Search the records for "Units". Copy every line where it appears.
--*--
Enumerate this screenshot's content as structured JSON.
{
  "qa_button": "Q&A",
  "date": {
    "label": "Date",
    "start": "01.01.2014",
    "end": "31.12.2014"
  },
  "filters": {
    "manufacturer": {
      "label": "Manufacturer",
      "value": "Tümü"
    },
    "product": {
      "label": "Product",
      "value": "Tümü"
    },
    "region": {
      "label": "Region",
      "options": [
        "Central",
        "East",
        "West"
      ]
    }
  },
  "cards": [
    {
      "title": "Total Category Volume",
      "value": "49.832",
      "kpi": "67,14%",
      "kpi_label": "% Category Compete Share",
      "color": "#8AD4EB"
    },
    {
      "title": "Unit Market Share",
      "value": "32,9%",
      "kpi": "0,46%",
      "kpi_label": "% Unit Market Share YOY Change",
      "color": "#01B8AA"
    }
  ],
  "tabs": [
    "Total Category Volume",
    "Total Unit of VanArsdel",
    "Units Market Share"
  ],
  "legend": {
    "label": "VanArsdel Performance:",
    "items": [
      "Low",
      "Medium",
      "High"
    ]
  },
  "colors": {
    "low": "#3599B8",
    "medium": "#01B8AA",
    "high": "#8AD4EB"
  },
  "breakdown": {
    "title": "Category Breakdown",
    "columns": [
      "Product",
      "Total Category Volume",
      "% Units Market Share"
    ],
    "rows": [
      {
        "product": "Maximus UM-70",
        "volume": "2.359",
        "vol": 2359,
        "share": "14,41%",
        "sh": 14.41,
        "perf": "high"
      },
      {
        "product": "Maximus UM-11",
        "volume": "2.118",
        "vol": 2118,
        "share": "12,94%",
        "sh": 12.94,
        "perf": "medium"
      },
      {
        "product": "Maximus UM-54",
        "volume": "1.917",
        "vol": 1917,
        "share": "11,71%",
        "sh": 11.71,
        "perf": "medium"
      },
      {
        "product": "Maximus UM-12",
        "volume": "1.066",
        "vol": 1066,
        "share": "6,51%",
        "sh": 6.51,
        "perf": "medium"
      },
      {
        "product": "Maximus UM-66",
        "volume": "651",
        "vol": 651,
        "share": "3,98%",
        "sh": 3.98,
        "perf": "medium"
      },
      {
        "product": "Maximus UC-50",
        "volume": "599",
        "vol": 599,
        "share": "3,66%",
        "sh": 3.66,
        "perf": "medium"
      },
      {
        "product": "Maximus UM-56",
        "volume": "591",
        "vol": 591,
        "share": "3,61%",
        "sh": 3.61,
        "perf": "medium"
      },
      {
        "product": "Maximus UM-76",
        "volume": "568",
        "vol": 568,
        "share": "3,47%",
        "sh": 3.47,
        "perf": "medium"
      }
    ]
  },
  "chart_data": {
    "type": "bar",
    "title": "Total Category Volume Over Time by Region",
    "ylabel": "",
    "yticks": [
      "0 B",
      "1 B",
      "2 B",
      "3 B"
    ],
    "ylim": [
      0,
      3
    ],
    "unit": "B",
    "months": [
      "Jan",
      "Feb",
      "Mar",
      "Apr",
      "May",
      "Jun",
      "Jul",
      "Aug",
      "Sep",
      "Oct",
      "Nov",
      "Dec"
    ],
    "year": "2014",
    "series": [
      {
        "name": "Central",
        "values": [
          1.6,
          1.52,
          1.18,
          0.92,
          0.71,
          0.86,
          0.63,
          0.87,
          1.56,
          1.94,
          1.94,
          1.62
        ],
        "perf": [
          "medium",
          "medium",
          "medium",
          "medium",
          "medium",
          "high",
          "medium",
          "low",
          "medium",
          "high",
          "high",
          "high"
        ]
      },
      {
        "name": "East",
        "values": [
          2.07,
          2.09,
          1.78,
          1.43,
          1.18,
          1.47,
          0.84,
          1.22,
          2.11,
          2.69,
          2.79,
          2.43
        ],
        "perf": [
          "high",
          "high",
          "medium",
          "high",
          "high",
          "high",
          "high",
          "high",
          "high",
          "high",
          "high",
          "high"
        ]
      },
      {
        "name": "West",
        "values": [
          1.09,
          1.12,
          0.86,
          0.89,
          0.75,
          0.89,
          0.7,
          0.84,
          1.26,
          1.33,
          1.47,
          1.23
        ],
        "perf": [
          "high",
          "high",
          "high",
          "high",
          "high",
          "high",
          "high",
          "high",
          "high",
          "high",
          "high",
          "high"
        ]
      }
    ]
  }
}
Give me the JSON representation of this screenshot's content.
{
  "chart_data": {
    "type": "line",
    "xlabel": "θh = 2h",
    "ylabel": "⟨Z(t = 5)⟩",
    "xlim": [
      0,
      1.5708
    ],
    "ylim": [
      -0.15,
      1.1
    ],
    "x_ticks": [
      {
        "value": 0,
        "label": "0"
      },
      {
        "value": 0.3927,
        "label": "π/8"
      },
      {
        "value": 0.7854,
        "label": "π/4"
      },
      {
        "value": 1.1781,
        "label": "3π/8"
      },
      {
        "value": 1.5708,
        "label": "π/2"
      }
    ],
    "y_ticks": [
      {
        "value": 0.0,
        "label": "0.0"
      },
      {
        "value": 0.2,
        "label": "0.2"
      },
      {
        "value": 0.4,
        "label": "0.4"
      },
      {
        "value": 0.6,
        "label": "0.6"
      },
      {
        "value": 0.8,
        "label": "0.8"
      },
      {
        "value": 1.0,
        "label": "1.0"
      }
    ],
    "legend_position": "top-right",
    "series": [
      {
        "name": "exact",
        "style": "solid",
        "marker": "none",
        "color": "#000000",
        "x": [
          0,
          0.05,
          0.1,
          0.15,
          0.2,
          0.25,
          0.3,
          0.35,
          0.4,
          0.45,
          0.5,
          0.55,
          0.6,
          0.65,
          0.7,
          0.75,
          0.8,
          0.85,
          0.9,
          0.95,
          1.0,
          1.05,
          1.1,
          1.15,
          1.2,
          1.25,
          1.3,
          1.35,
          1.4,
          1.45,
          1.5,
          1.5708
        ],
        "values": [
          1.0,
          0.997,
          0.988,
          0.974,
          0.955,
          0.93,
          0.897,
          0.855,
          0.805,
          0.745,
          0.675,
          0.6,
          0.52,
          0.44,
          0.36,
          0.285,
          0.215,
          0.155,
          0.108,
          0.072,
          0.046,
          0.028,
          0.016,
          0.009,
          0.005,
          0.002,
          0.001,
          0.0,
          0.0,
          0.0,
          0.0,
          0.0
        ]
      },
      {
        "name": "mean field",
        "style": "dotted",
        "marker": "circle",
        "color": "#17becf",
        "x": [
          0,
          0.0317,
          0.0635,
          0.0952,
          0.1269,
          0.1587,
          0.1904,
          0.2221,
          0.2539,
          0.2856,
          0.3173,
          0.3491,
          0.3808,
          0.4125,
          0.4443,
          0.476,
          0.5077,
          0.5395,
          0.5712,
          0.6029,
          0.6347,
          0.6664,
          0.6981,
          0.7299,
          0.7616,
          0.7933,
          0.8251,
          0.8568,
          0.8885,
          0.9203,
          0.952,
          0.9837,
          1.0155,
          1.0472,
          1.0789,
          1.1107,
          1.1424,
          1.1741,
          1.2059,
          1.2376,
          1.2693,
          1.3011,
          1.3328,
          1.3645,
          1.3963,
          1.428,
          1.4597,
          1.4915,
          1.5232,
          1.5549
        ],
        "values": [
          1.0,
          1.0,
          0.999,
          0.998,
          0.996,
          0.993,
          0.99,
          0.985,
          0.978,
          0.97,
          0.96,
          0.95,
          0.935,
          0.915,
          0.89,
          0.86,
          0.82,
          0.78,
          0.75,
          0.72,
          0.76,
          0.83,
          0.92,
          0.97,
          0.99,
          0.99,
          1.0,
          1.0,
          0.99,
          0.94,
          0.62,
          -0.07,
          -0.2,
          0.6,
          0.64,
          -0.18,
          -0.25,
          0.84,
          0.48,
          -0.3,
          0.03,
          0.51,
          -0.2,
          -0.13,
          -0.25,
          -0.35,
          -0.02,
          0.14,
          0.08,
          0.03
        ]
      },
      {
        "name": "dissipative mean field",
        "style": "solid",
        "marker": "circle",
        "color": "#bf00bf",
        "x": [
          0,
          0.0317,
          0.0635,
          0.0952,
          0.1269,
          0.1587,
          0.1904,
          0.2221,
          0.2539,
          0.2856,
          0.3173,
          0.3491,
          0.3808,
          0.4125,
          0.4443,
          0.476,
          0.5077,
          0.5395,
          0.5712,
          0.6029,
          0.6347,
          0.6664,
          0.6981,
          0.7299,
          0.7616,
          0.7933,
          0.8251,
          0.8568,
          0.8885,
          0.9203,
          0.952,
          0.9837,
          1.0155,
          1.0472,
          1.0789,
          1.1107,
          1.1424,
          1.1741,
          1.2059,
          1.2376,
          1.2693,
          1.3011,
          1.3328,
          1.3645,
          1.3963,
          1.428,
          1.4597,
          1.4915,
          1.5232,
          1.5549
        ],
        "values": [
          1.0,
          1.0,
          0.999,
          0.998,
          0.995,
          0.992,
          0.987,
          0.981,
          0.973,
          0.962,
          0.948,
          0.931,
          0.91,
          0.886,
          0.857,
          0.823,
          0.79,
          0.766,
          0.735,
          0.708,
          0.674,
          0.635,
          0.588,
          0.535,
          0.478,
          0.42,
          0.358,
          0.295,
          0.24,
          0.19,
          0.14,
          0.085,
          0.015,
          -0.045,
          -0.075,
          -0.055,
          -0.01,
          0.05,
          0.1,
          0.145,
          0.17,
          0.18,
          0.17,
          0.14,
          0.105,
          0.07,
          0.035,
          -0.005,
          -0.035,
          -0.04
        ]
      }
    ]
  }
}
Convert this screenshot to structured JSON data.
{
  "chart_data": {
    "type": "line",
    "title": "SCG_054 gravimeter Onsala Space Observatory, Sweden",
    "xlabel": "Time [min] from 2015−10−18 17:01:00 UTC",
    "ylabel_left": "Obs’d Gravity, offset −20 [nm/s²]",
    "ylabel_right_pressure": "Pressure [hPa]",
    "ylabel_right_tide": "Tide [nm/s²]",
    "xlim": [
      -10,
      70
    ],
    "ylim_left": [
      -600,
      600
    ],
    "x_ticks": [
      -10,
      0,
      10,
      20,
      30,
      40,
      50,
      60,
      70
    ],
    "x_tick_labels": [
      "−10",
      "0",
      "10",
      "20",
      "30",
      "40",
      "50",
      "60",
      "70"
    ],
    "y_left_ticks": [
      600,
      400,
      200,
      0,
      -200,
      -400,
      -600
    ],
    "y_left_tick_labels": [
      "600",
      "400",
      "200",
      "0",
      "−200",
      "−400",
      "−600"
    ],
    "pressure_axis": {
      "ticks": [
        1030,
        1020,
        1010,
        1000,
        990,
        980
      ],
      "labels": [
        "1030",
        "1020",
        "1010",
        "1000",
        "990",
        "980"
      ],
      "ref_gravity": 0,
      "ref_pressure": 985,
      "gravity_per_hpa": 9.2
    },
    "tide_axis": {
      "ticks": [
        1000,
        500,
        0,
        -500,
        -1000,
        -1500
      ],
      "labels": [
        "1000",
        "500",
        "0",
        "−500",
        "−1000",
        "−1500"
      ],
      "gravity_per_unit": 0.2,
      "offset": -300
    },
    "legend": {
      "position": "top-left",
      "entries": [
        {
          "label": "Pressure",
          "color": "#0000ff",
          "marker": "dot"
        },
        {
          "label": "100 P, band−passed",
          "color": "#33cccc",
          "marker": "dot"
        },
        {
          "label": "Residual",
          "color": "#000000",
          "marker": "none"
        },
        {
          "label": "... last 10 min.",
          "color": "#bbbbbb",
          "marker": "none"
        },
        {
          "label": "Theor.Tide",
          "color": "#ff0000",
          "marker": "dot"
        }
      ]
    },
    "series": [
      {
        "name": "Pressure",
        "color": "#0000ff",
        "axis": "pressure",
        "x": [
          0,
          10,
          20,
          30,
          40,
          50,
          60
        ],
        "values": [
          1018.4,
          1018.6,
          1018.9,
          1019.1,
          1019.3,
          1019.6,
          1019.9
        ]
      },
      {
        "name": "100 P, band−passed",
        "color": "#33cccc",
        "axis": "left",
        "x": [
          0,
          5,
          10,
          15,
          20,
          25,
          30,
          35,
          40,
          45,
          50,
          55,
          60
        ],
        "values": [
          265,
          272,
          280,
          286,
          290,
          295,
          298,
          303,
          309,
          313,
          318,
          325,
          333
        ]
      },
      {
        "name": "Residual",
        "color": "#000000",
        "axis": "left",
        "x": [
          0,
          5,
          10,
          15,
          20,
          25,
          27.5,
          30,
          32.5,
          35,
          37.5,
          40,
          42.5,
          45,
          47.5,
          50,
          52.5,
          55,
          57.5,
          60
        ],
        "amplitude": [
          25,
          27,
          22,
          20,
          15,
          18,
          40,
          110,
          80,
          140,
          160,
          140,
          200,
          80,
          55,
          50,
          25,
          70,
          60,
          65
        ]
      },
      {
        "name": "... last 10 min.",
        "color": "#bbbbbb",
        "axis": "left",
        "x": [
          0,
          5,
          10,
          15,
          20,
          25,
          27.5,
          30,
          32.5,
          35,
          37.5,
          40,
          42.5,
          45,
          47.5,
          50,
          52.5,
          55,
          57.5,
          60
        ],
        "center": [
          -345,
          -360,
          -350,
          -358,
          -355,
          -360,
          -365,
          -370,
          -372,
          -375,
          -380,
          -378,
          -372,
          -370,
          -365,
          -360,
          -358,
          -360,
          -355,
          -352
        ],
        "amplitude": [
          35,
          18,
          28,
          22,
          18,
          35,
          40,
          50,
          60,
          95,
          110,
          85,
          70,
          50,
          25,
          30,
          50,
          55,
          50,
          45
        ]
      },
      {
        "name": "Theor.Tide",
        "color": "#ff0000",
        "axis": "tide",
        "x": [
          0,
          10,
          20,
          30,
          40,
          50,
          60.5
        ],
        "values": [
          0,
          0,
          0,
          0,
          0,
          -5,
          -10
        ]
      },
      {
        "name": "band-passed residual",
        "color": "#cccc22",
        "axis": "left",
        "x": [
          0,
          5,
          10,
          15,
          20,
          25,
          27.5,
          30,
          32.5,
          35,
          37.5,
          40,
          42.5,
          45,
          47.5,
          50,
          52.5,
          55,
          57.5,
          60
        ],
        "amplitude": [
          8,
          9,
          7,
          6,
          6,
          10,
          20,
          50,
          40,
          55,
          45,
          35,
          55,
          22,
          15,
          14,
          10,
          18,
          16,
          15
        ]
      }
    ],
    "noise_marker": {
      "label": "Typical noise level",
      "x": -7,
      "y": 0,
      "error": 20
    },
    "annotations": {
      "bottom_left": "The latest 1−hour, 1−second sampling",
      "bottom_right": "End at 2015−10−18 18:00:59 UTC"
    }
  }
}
--*--
Task response:
    "Units Market Share"
      "% Units Market Share"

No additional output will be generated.